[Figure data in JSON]
▼

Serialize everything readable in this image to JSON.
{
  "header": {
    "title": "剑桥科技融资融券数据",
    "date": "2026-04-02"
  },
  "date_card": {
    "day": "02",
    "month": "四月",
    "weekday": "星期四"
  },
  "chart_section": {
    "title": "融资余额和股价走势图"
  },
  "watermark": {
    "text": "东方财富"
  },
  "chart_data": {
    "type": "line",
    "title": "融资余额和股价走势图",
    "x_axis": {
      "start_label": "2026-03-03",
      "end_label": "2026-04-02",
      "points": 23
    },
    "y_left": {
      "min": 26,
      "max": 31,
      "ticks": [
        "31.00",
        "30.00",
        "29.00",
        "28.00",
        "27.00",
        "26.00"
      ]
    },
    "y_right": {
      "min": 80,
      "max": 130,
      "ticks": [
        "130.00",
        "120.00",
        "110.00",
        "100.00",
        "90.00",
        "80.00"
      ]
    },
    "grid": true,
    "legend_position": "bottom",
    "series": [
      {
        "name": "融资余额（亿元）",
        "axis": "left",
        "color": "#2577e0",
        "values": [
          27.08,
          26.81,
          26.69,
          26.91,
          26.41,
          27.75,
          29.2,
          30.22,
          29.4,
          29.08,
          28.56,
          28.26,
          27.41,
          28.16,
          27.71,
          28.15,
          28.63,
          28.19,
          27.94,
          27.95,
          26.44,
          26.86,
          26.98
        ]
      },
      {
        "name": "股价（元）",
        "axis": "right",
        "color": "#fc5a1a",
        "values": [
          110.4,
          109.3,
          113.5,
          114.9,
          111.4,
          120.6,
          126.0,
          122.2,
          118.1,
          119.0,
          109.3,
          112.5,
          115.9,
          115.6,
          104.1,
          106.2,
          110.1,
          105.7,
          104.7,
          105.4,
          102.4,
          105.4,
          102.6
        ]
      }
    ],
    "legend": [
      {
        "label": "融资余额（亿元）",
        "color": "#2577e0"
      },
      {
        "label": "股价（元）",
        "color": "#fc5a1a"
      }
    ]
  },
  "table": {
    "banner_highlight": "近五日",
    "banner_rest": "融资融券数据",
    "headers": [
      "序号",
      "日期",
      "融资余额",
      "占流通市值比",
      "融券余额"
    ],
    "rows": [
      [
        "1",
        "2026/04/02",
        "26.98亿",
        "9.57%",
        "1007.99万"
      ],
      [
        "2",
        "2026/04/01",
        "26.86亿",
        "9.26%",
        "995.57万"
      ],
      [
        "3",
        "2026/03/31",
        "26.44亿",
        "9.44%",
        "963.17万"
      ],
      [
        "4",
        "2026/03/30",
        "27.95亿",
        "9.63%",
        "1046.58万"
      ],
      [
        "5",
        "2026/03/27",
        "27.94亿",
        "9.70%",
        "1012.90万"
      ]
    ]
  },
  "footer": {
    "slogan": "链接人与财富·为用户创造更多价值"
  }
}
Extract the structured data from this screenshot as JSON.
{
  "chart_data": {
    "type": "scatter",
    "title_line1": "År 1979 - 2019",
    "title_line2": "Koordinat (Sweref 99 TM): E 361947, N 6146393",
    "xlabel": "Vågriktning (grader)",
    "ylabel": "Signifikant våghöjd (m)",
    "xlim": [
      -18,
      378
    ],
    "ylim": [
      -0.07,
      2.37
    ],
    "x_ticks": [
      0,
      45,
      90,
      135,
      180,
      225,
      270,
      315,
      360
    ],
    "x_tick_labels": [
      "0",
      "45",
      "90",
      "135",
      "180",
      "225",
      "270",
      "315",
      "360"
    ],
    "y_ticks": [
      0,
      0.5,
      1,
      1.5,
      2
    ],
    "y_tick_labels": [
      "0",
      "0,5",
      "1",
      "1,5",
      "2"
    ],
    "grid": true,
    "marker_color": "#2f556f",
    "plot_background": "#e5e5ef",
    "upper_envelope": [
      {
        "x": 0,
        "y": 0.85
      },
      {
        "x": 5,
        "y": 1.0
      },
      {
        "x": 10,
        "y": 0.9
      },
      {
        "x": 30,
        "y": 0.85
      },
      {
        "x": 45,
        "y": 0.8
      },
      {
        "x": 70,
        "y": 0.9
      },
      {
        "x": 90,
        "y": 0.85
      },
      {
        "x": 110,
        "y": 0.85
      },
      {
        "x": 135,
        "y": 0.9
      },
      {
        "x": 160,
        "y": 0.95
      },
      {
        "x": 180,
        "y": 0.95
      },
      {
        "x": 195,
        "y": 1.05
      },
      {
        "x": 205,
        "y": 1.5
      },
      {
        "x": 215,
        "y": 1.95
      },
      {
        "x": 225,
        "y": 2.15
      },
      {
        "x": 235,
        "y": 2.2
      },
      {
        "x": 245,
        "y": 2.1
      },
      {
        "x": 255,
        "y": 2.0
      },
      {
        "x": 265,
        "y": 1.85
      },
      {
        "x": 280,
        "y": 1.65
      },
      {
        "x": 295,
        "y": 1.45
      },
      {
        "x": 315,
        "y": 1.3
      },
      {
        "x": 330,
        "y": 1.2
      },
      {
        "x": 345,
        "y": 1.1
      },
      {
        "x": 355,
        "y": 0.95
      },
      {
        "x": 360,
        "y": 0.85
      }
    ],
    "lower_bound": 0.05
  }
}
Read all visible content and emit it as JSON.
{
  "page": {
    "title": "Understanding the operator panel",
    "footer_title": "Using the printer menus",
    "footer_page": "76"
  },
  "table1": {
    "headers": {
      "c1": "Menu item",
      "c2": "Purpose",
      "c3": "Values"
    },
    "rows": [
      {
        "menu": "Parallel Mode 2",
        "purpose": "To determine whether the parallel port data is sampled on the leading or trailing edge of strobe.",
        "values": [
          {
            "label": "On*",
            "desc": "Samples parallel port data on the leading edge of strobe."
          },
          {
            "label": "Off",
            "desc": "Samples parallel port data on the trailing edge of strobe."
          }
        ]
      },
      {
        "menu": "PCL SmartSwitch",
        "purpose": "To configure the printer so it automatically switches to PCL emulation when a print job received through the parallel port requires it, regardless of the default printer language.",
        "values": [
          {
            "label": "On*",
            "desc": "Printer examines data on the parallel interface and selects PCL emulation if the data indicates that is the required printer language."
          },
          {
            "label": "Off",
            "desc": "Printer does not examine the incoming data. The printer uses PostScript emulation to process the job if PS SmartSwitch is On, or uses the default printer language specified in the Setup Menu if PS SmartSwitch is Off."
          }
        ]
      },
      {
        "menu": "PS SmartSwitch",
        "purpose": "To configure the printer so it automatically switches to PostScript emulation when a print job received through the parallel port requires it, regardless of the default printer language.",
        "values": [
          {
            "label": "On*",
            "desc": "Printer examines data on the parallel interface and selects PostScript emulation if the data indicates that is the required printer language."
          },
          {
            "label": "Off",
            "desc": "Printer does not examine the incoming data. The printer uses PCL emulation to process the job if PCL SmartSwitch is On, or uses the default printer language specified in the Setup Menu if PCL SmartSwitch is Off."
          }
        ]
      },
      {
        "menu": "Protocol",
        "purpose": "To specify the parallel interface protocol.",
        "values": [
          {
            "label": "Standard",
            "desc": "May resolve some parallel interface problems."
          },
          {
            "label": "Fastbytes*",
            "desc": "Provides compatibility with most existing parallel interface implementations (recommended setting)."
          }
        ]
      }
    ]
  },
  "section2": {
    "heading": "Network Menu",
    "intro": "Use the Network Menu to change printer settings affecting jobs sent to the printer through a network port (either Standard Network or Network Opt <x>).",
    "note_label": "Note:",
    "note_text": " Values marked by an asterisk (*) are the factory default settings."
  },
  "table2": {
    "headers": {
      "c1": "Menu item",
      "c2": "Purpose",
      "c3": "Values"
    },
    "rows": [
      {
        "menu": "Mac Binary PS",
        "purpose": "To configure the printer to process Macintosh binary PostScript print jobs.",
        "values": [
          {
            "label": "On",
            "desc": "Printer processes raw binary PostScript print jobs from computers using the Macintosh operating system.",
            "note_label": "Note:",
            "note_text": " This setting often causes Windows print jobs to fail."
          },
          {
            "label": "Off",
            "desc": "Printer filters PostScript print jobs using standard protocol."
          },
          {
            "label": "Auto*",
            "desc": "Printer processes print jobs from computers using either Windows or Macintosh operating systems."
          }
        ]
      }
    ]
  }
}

▲

** SET TASK **
Looking at the data above, how many lines hold the word "examines"? Respond with the number alone.

** RESPONSE TO THIS EXERCISE **
2